◆ Data for the task:
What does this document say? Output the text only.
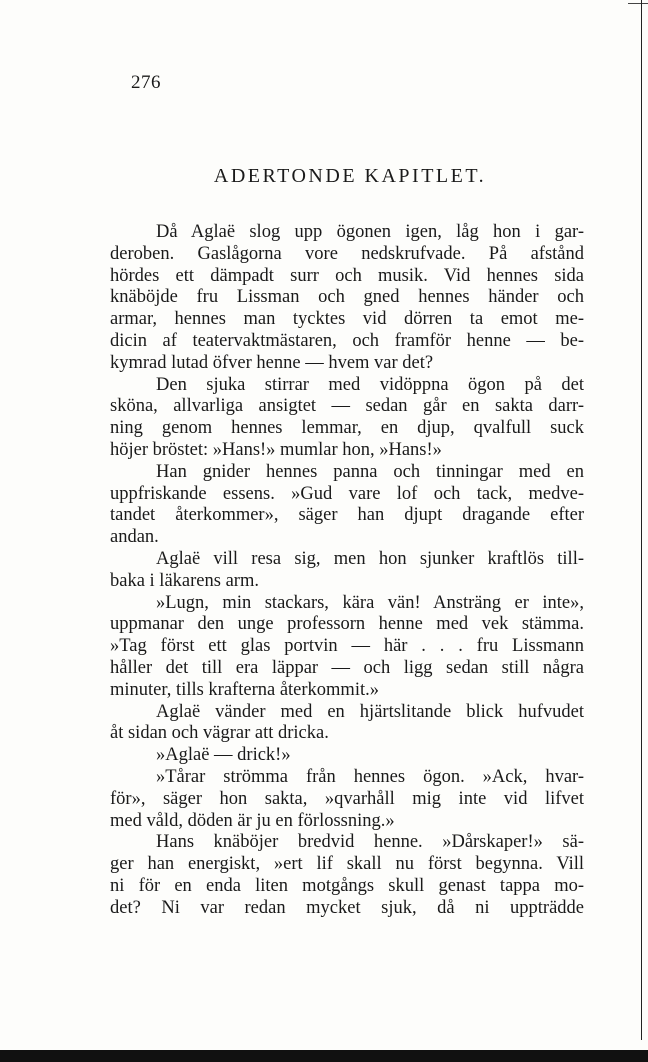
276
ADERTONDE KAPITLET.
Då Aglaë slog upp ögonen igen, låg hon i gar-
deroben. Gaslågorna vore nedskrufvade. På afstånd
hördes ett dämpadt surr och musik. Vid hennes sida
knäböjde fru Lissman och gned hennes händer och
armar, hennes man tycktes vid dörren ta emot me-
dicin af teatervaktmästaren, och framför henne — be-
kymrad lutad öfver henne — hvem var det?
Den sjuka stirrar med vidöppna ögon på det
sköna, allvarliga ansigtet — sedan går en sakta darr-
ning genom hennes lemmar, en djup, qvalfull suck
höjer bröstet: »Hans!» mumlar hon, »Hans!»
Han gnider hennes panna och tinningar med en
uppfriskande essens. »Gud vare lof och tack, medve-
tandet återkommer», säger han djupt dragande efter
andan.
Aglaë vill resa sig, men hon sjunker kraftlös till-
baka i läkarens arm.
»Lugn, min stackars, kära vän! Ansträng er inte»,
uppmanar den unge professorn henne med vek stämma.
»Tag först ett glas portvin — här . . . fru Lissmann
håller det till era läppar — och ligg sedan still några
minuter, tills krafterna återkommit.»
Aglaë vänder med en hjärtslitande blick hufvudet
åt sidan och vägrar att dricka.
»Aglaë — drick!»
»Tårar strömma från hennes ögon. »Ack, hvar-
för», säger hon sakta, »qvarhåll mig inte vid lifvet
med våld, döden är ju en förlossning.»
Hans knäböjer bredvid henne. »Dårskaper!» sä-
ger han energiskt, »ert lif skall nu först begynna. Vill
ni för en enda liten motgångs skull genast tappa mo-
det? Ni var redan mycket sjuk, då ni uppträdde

◆ Exercise: No pictures belong in the copy; output every record exactly.

◆ Output below:
What does this document say? Output the text only.
276
ADERTONDE KAPITLET.
Då Aglaë slog upp ögonen igen, låg hon i gar-
deroben. Gaslågorna vore nedskrufvade. På afstånd
hördes ett dämpadt surr och musik. Vid hennes sida
knäböjde fru Lissman och gned hennes händer och
armar, hennes man tycktes vid dörren ta emot me-
dicin af teatervaktmästaren, och framför henne — be-
kymrad lutad öfver henne — hvem var det?
Den sjuka stirrar med vidöppna ögon på det
sköna, allvarliga ansigtet — sedan går en sakta darr-
ning genom hennes lemmar, en djup, qvalfull suck
höjer bröstet: »Hans!» mumlar hon, »Hans!»
Han gnider hennes panna och tinningar med en
uppfriskande essens. »Gud vare lof och tack, medve-
tandet återkommer», säger han djupt dragande efter
andan.
Aglaë vill resa sig, men hon sjunker kraftlös till-
baka i läkarens arm.
»Lugn, min stackars, kära vän! Ansträng er inte»,
uppmanar den unge professorn henne med vek stämma.
»Tag först ett glas portvin — här . . . fru Lissmann
håller det till era läppar — och ligg sedan still några
minuter, tills krafterna återkommit.»
Aglaë vänder med en hjärtslitande blick hufvudet
åt sidan och vägrar att dricka.
»Aglaë — drick!»
»Tårar strömma från hennes ögon. »Ack, hvar-
för», säger hon sakta, »qvarhåll mig inte vid lifvet
med våld, döden är ju en förlossning.»
Hans knäböjer bredvid henne. »Dårskaper!» sä-
ger han energiskt, »ert lif skall nu först begynna. Vill
ni för en enda liten motgångs skull genast tappa mo-
det? Ni var redan mycket sjuk, då ni uppträdde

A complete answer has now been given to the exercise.